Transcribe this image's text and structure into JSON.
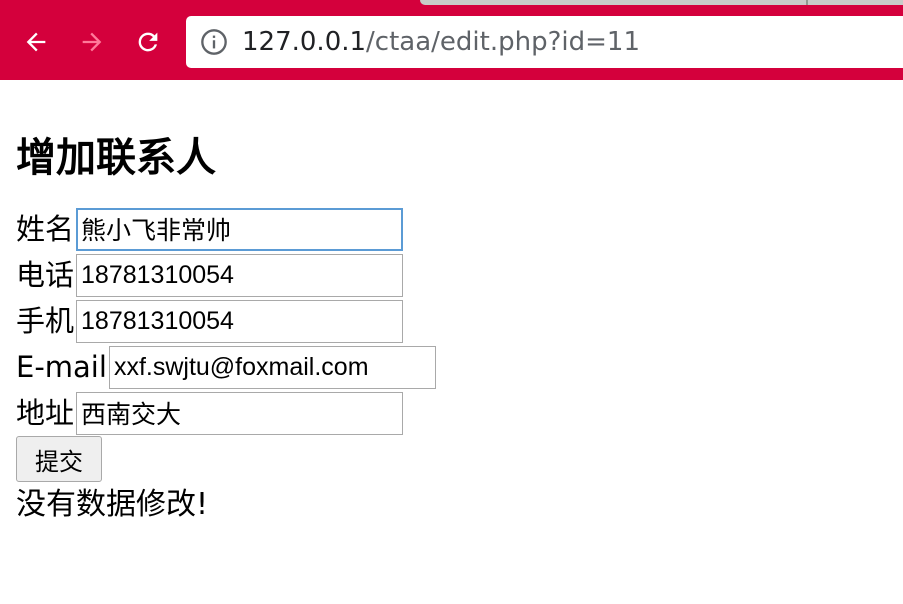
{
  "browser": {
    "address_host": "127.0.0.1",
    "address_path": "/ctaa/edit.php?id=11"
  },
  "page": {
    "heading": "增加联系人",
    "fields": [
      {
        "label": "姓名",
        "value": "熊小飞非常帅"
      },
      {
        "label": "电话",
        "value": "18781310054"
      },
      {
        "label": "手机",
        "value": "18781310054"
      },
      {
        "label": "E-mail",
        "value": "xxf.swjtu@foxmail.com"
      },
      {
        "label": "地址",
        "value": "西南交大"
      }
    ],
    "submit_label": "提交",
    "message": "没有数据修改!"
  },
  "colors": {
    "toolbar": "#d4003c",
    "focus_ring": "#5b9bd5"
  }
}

## Task to carry out:
Reproduce every line from the entries that holds the word "value".

## Solution to this exercise:
        "value": "熊小飞非常帅"
        "value": "18781310054"
        "value": "18781310054"
        "value": "xxf.swjtu@foxmail.com"
        "value": "西南交大"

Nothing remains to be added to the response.